▶ **WORK TASK**
Leave out the lines before the one with "Type out the text in this image."; output that line and all remaining lines of the records exactly.

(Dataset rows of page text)

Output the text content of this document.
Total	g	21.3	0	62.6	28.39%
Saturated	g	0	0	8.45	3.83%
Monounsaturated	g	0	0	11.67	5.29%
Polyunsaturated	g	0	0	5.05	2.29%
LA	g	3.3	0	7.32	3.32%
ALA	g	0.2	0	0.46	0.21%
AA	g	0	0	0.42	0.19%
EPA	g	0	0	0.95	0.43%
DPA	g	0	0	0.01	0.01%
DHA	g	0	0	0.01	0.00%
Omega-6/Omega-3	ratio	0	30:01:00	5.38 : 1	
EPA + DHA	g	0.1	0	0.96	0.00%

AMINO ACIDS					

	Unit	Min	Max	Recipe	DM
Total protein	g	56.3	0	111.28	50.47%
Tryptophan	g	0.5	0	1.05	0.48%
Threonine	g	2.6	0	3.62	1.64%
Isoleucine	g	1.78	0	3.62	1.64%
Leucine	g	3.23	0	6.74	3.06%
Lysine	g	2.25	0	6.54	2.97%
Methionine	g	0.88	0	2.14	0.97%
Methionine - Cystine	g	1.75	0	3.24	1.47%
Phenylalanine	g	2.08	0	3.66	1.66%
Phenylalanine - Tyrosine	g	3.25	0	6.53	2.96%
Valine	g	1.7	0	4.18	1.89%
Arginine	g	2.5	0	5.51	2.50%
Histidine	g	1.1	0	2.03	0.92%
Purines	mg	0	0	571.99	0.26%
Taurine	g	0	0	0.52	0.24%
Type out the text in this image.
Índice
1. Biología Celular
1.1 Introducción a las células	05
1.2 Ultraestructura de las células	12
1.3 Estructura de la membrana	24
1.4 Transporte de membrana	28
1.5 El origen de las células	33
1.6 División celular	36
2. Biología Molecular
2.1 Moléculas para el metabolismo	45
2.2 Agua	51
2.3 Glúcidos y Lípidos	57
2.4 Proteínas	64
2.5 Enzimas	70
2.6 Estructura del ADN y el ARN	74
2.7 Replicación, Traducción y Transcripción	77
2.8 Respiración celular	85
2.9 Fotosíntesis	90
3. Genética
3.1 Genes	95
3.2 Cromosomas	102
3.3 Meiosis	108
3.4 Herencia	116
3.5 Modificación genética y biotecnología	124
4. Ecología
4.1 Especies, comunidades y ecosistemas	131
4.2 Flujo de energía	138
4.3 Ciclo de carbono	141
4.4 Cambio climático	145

▶ **EXERCISE SOLUTION**
Type out the text in this image.
Índice
1. Biología Celular
1.1 Introducción a las células	05
1.2 Ultraestructura de las células	12
1.3 Estructura de la membrana	24
1.4 Transporte de membrana	28
1.5 El origen de las células	33
1.6 División celular	36
2. Biología Molecular
2.1 Moléculas para el metabolismo	45
2.2 Agua	51
2.3 Glúcidos y Lípidos	57
2.4 Proteínas	64
2.5 Enzimas	70
2.6 Estructura del ADN y el ARN	74
2.7 Replicación, Traducción y Transcripción	77
2.8 Respiración celular	85
2.9 Fotosíntesis	90
3. Genética
3.1 Genes	95
3.2 Cromosomas	102
3.3 Meiosis	108
3.4 Herencia	116
3.5 Modificación genética y biotecnología	124
4. Ecología
4.1 Especies, comunidades y ecosistemas	131
4.2 Flujo de energía	138
4.3 Ciclo de carbono	141
4.4 Cambio climático	145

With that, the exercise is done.